> YOUR INSTRUCTIONS: Find the string "sight" in the listing and report every line that has it.
* begin *
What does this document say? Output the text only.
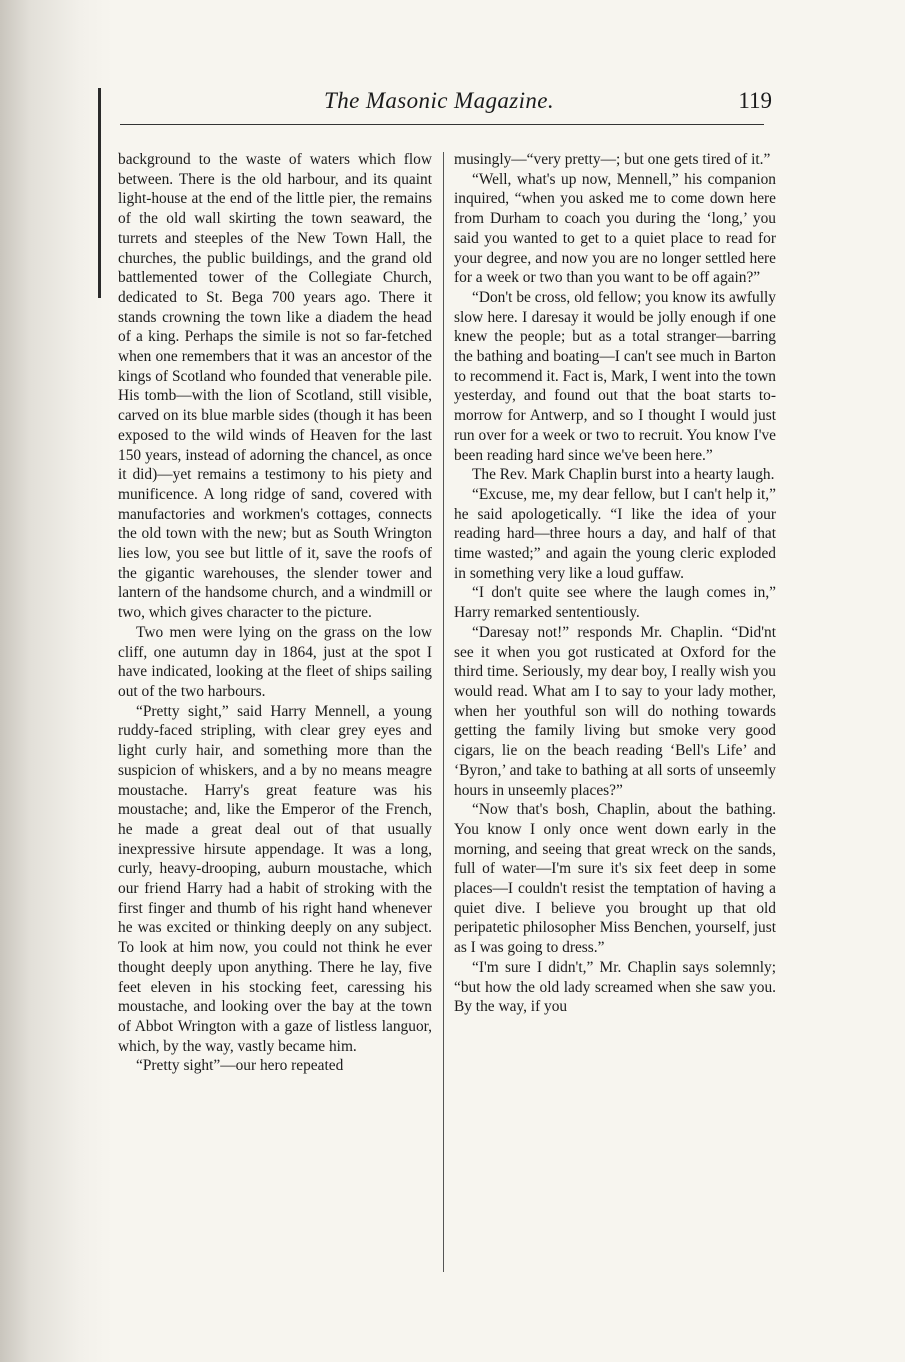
The Masonic Magazine.	119

background to the waste of waters which flow between. There is the old harbour, and its quaint light-house at the end of the little pier, the remains of the old wall skirting the town seaward, the turrets and steeples of the New Town Hall, the churches, the public buildings, and the grand old battlemented tower of the Collegiate Church, dedicated to St. Bega 700 years ago. There it stands crowning the town like a diadem the head of a king. Perhaps the simile is not so far-fetched when one remembers that it was an ancestor of the kings of Scotland who founded that venerable pile. His tomb—with the lion of Scotland, still visible, carved on its blue marble sides (though it has been exposed to the wild winds of Heaven for the last 150 years, instead of adorning the chancel, as once it did)—yet remains a testimony to his piety and munificence. A long ridge of sand, covered with manufactories and workmen's cottages, connects the old town with the new; but as South Wrington lies low, you see but little of it, save the roofs of the gigantic warehouses, the slender tower and lantern of the handsome church, and a windmill or two, which gives character to the picture.

Two men were lying on the grass on the low cliff, one autumn day in 1864, just at the spot I have indicated, looking at the fleet of ships sailing out of the two harbours.

“Pretty sight,” said Harry Mennell, a young ruddy-faced stripling, with clear grey eyes and light curly hair, and something more than the suspicion of whiskers, and a by no means meagre moustache. Harry's great feature was his moustache; and, like the Emperor of the French, he made a great deal out of that usually inexpressive hirsute appendage. It was a long, curly, heavy-drooping, auburn moustache, which our friend Harry had a habit of stroking with the first finger and thumb of his right hand whenever he was excited or thinking deeply on any subject. To look at him now, you could not think he ever thought deeply upon anything. There he lay, five feet eleven in his stocking feet, caressing his moustache, and looking over the bay at the town of Abbot Wrington with a gaze of listless languor, which, by the way, vastly became him.

“Pretty sight”—our hero repeated

musingly—“very pretty—; but one gets tired of it.”

“Well, what's up now, Mennell,” his companion inquired, “when you asked me to come down here from Durham to coach you during the ‘long,’ you said you wanted to get to a quiet place to read for your degree, and now you are no longer settled here for a week or two than you want to be off again?”

“Don't be cross, old fellow; you know its awfully slow here. I daresay it would be jolly enough if one knew the people; but as a total stranger—barring the bathing and boating—I can't see much in Barton to recommend it. Fact is, Mark, I went into the town yesterday, and found out that the boat starts to-morrow for Antwerp, and so I thought I would just run over for a week or two to recruit. You know I've been reading hard since we've been here.”

The Rev. Mark Chaplin burst into a hearty laugh.

“Excuse, me, my dear fellow, but I can't help it,” he said apologetically. “I like the idea of your reading hard—three hours a day, and half of that time wasted;” and again the young cleric exploded in something very like a loud guffaw.

“I don't quite see where the laugh comes in,” Harry remarked sententiously.

“Daresay not!” responds Mr. Chaplin. “Did'nt see it when you got rusticated at Oxford for the third time. Seriously, my dear boy, I really wish you would read. What am I to say to your lady mother, when her youthful son will do nothing towards getting the family living but smoke very good cigars, lie on the beach reading ‘Bell's Life’ and ‘Byron,’ and take to bathing at all sorts of unseemly hours in unseemly places?”

“Now that's bosh, Chaplin, about the bathing. You know I only once went down early in the morning, and seeing that great wreck on the sands, full of water—I'm sure it's six feet deep in some places—I couldn't resist the temptation of having a quiet dive. I believe you brought up that old peripatetic philosopher Miss Benchen, yourself, just as I was going to dress.”

“I'm sure I didn't,” Mr. Chaplin says solemnly; “but how the old lady screamed when she saw you. By the way, if you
* end *
> TASK RESPONSE:
“Pretty sight,” said Harry Mennell, a young ruddy-faced stripling, with clear grey eyes and light curly hair, and something more than the suspicion of whiskers, and a by no means meagre moustache. Harry's great feature was his moustache; and, like the Emperor of the French, he made a great deal out of that usually inexpressive hirsute appendage. It was a long, curly, heavy-drooping, auburn moustache, which our friend Harry had a habit of stroking with the first finger and thumb of his right hand whenever he was excited or thinking deeply on any subject. To look at him now, you could not think he ever thought deeply upon anything. There he lay, five feet eleven in his stocking feet, caressing his moustache, and looking over the bay at the town of Abbot Wrington with a gaze of listless languor, which, by the way, vastly became him.
“Pretty sight”—our hero repeated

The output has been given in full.